Task goal:
Lift every line from the entries that includes the word "color".
─── Data provided ───
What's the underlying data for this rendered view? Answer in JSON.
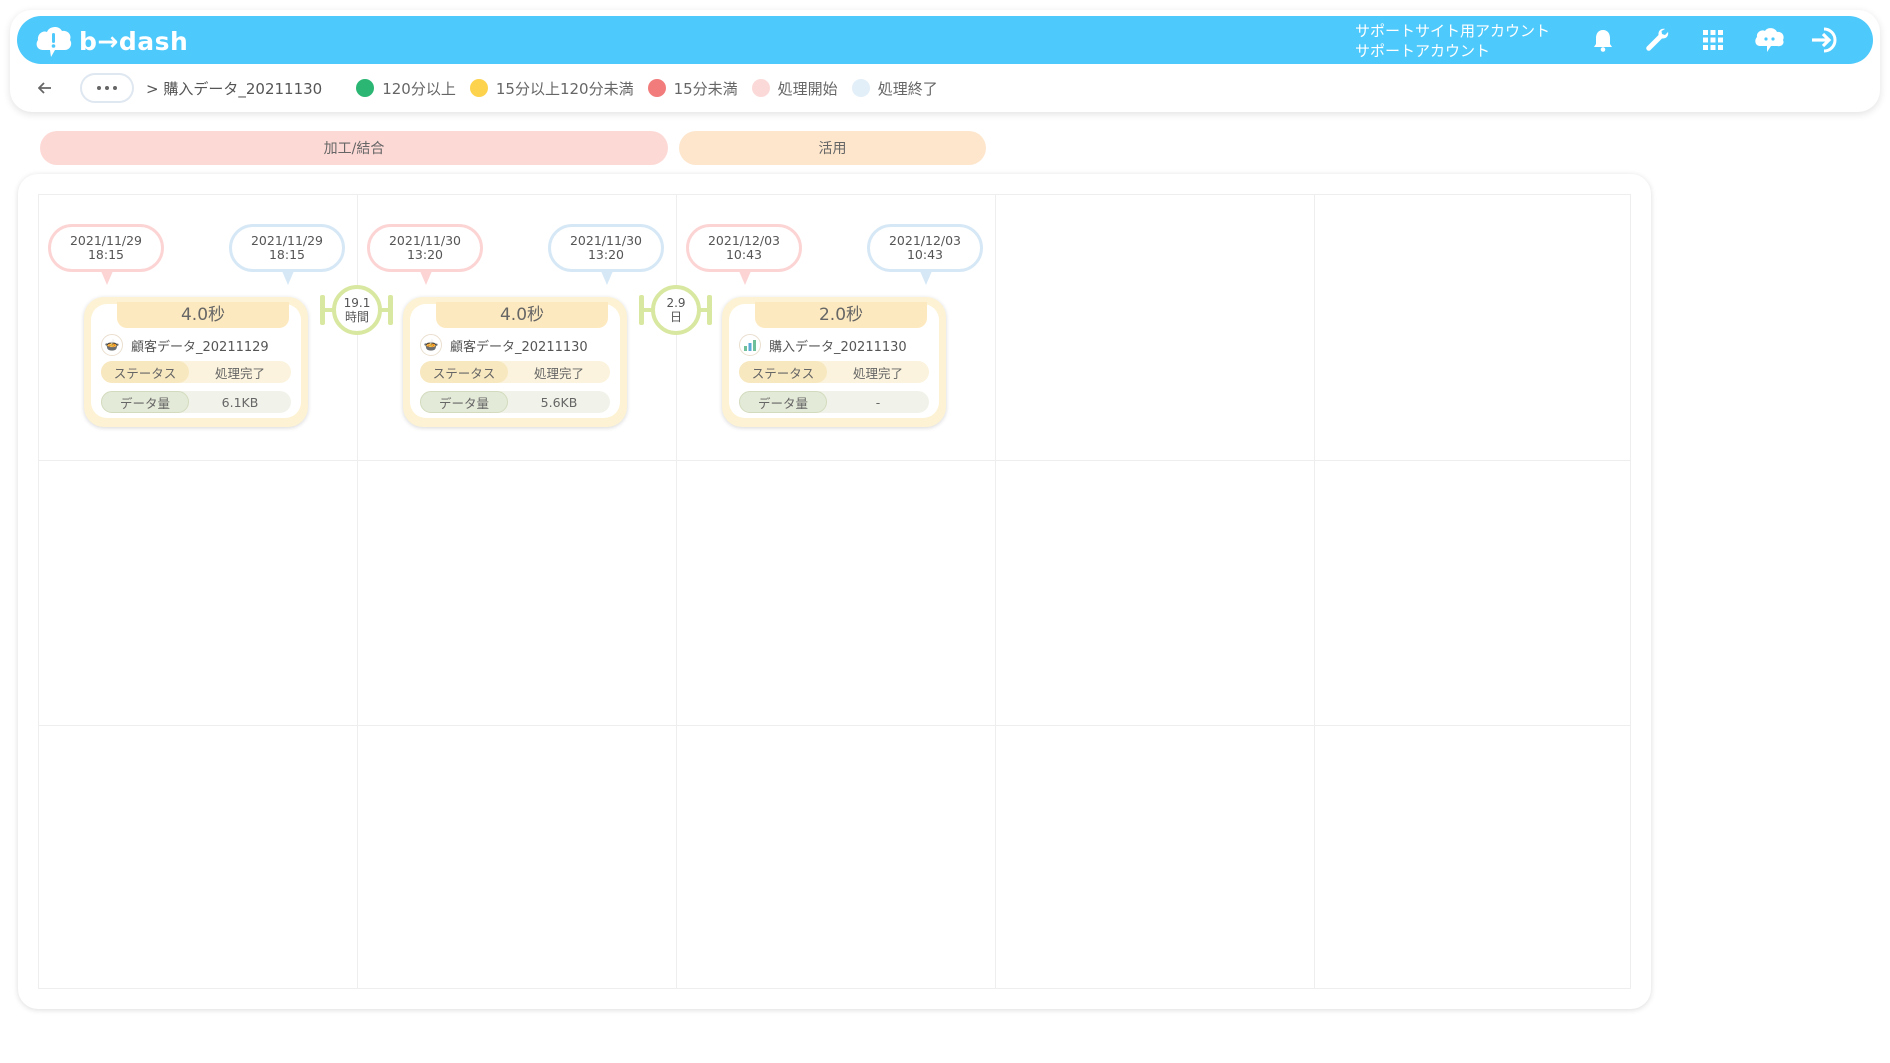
{
  "app": {
    "logo_text": "b→dash",
    "account_line1": "サポートサイト用アカウント",
    "account_line2": "サポートアカウント"
  },
  "header_icons": [
    "bell-icon",
    "wrench-icon",
    "apps-grid-icon",
    "support-chat-icon",
    "logout-icon"
  ],
  "breadcrumb": {
    "separator": ">",
    "current": "購入データ_20211130"
  },
  "legend": [
    {
      "label": "120分以上",
      "color": "#2bb673"
    },
    {
      "label": "15分以上120分未満",
      "color": "#fdd34d"
    },
    {
      "label": "15分未満",
      "color": "#f27c7c"
    },
    {
      "label": "処理開始",
      "color": "#fcd9d9"
    },
    {
      "label": "処理終了",
      "color": "#e2eef8"
    }
  ],
  "phases": [
    {
      "label": "加工/結合",
      "color": "#fdd9d6"
    },
    {
      "label": "活用",
      "color": "#fde6cc"
    }
  ],
  "nodes": [
    {
      "start_date": "2021/11/29",
      "start_time": "18:15",
      "end_date": "2021/11/29",
      "end_time": "18:15",
      "duration": "4.0秒",
      "name": "顧客データ_20211129",
      "status_label": "ステータス",
      "status_value": "処理完了",
      "size_label": "データ量",
      "size_value": "6.1KB",
      "icon": "pot-icon"
    },
    {
      "start_date": "2021/11/30",
      "start_time": "13:20",
      "end_date": "2021/11/30",
      "end_time": "13:20",
      "duration": "4.0秒",
      "name": "顧客データ_20211130",
      "status_label": "ステータス",
      "status_value": "処理完了",
      "size_label": "データ量",
      "size_value": "5.6KB",
      "icon": "pot-icon"
    },
    {
      "start_date": "2021/12/03",
      "start_time": "10:43",
      "end_date": "2021/12/03",
      "end_time": "10:43",
      "duration": "2.0秒",
      "name": "購入データ_20211130",
      "status_label": "ステータス",
      "status_value": "処理完了",
      "size_label": "データ量",
      "size_value": "-",
      "icon": "chart-icon"
    }
  ],
  "connectors": [
    {
      "line1": "19.1",
      "line2": "時間"
    },
    {
      "line1": "2.9",
      "line2": "日"
    }
  ]
}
───
Final answer:
      "color": "#2bb673"
      "color": "#fdd34d"
      "color": "#f27c7c"
      "color": "#fcd9d9"
      "color": "#e2eef8"
      "color": "#fdd9d6"
      "color": "#fde6cc"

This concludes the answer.